§ **THE EXERCISE**:
Copy the listing below line for line, changing nothing.

[Element box annotations]

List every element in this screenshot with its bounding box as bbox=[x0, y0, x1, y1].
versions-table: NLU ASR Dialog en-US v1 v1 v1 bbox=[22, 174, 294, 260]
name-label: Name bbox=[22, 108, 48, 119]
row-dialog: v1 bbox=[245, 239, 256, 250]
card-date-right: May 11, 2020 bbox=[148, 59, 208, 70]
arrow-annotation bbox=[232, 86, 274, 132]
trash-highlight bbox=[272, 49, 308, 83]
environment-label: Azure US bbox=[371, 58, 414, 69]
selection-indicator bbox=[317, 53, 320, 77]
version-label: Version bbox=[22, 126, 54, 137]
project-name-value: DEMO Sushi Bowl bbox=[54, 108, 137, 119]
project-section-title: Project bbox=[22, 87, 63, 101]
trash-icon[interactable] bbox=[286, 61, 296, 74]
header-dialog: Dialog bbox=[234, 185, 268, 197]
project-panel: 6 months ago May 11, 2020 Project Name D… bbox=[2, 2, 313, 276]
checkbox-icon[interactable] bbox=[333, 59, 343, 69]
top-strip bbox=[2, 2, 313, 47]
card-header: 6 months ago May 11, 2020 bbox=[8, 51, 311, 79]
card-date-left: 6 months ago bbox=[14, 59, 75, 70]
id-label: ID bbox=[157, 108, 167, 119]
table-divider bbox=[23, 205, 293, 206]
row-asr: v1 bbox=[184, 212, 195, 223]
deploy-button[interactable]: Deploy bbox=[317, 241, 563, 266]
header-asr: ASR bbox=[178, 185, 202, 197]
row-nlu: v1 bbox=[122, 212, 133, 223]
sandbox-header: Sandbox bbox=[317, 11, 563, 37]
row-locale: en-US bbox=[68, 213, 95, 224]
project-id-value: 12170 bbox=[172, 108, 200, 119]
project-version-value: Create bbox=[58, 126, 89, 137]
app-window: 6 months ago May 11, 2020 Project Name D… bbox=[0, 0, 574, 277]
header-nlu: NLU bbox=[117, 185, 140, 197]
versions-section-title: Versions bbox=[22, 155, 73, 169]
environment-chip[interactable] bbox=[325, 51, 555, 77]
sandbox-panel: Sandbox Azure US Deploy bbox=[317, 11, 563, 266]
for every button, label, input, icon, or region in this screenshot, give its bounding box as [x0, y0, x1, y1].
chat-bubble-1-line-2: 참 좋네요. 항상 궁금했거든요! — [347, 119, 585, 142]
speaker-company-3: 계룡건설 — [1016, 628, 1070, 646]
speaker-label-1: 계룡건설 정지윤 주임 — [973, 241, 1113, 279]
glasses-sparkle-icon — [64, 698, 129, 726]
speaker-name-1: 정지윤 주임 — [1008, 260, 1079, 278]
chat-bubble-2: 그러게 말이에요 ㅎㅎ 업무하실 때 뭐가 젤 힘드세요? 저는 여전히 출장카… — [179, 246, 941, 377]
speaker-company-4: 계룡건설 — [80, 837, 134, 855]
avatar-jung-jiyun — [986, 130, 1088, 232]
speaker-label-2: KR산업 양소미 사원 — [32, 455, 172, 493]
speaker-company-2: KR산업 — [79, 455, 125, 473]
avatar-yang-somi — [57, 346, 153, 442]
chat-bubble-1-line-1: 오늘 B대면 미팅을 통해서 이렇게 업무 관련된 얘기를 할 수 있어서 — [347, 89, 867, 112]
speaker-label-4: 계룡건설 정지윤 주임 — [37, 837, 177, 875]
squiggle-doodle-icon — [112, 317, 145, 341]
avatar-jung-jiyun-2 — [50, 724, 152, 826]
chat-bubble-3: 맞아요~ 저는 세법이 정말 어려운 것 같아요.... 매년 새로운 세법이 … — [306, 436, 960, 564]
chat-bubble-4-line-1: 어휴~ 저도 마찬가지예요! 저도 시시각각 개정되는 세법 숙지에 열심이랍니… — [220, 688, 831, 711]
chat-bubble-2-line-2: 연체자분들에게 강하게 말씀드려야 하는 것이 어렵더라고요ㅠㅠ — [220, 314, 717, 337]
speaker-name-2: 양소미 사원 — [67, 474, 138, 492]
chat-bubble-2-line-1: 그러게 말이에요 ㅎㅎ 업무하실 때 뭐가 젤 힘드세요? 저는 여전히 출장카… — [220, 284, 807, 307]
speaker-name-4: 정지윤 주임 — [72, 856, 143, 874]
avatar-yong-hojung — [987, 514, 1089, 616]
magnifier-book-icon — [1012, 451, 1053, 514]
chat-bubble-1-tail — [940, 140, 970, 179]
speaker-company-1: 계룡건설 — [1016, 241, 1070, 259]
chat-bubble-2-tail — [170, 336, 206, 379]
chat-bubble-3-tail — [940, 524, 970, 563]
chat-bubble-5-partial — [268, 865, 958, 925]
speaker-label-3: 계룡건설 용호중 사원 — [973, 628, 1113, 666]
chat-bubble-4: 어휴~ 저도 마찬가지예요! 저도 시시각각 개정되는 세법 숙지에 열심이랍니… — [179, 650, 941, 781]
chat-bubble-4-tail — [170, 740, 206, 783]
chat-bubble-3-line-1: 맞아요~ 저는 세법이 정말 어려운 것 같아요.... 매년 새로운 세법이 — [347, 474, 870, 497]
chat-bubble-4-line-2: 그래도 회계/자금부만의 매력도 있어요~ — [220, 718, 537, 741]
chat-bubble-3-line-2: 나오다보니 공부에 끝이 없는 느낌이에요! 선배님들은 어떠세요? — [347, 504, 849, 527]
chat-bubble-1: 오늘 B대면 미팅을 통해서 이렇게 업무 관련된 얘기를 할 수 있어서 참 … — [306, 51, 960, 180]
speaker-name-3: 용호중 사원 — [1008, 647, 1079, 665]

§ **OUTPUT OF THE EXERCISE**:
List every element in this screenshot with its bounding box as bbox=[x0, y0, x1, y1].
versions-table: NLU ASR Dialog en-US v1 v1 v1 bbox=[22, 174, 294, 260]
name-label: Name bbox=[22, 108, 48, 119]
row-dialog: v1 bbox=[245, 239, 256, 250]
card-date-right: May 11, 2020 bbox=[148, 59, 208, 70]
arrow-annotation bbox=[232, 86, 274, 132]
trash-highlight bbox=[272, 49, 308, 83]
environment-label: Azure US bbox=[371, 58, 414, 69]
selection-indicator bbox=[317, 53, 320, 77]
version-label: Version bbox=[22, 126, 54, 137]
project-name-value: DEMO Sushi Bowl bbox=[54, 108, 137, 119]
project-section-title: Project bbox=[22, 87, 63, 101]
trash-icon[interactable] bbox=[286, 61, 296, 74]
header-dialog: Dialog bbox=[234, 185, 268, 197]
project-panel: 6 months ago May 11, 2020 Project Name D… bbox=[2, 2, 313, 276]
checkbox-icon[interactable] bbox=[333, 59, 343, 69]
top-strip bbox=[2, 2, 313, 47]
card-header: 6 months ago May 11, 2020 bbox=[8, 51, 311, 79]
card-date-left: 6 months ago bbox=[14, 59, 75, 70]
id-label: ID bbox=[157, 108, 167, 119]
table-divider bbox=[23, 205, 293, 206]
row-asr: v1 bbox=[184, 212, 195, 223]
deploy-button[interactable]: Deploy bbox=[317, 241, 563, 266]
header-asr: ASR bbox=[178, 185, 202, 197]
row-nlu: v1 bbox=[122, 212, 133, 223]
sandbox-header: Sandbox bbox=[317, 11, 563, 37]
row-locale: en-US bbox=[68, 213, 95, 224]
project-id-value: 12170 bbox=[172, 108, 200, 119]
project-version-value: Create bbox=[58, 126, 89, 137]
app-window: 6 months ago May 11, 2020 Project Name D… bbox=[0, 0, 574, 277]
header-nlu: NLU bbox=[117, 185, 140, 197]
versions-section-title: Versions bbox=[22, 155, 73, 169]
environment-chip[interactable] bbox=[325, 51, 555, 77]
sandbox-panel: Sandbox Azure US Deploy bbox=[317, 11, 563, 266]
for every button, label, input, icon, or region in this screenshot, give its bounding box as [x0, y0, x1, y1].
chat-bubble-1-line-2: 참 좋네요. 항상 궁금했거든요! — [347, 119, 585, 142]
speaker-company-3: 계룡건설 — [1016, 628, 1070, 646]
speaker-label-1: 계룡건설 정지윤 주임 — [973, 241, 1113, 279]
glasses-sparkle-icon — [64, 698, 129, 726]
speaker-name-1: 정지윤 주임 — [1008, 260, 1079, 278]
chat-bubble-2: 그러게 말이에요 ㅎㅎ 업무하실 때 뭐가 젤 힘드세요? 저는 여전히 출장카… — [179, 246, 941, 377]
speaker-company-4: 계룡건설 — [80, 837, 134, 855]
avatar-jung-jiyun — [986, 130, 1088, 232]
speaker-label-2: KR산업 양소미 사원 — [32, 455, 172, 493]
speaker-company-2: KR산업 — [79, 455, 125, 473]
avatar-yang-somi — [57, 346, 153, 442]
chat-bubble-1-line-1: 오늘 B대면 미팅을 통해서 이렇게 업무 관련된 얘기를 할 수 있어서 — [347, 89, 867, 112]
speaker-label-4: 계룡건설 정지윤 주임 — [37, 837, 177, 875]
squiggle-doodle-icon — [112, 317, 145, 341]
avatar-jung-jiyun-2 — [50, 724, 152, 826]
chat-bubble-3: 맞아요~ 저는 세법이 정말 어려운 것 같아요.... 매년 새로운 세법이 … — [306, 436, 960, 564]
chat-bubble-4-line-1: 어휴~ 저도 마찬가지예요! 저도 시시각각 개정되는 세법 숙지에 열심이랍니… — [220, 688, 831, 711]
chat-bubble-2-line-2: 연체자분들에게 강하게 말씀드려야 하는 것이 어렵더라고요ㅠㅠ — [220, 314, 717, 337]
speaker-name-2: 양소미 사원 — [67, 474, 138, 492]
chat-bubble-2-line-1: 그러게 말이에요 ㅎㅎ 업무하실 때 뭐가 젤 힘드세요? 저는 여전히 출장카… — [220, 284, 807, 307]
speaker-name-4: 정지윤 주임 — [72, 856, 143, 874]
avatar-yong-hojung — [987, 514, 1089, 616]
magnifier-book-icon — [1012, 451, 1053, 514]
chat-bubble-1-tail — [940, 140, 970, 179]
speaker-company-1: 계룡건설 — [1016, 241, 1070, 259]
chat-bubble-2-tail — [170, 336, 206, 379]
chat-bubble-3-tail — [940, 524, 970, 563]
chat-bubble-5-partial — [268, 865, 958, 925]
speaker-label-3: 계룡건설 용호중 사원 — [973, 628, 1113, 666]
chat-bubble-4: 어휴~ 저도 마찬가지예요! 저도 시시각각 개정되는 세법 숙지에 열심이랍니… — [179, 650, 941, 781]
chat-bubble-4-tail — [170, 740, 206, 783]
chat-bubble-3-line-1: 맞아요~ 저는 세법이 정말 어려운 것 같아요.... 매년 새로운 세법이 — [347, 474, 870, 497]
chat-bubble-4-line-2: 그래도 회계/자금부만의 매력도 있어요~ — [220, 718, 537, 741]
chat-bubble-3-line-2: 나오다보니 공부에 끝이 없는 느낌이에요! 선배님들은 어떠세요? — [347, 504, 849, 527]
chat-bubble-1: 오늘 B대면 미팅을 통해서 이렇게 업무 관련된 얘기를 할 수 있어서 참 … — [306, 51, 960, 180]
speaker-name-3: 용호중 사원 — [1008, 647, 1079, 665]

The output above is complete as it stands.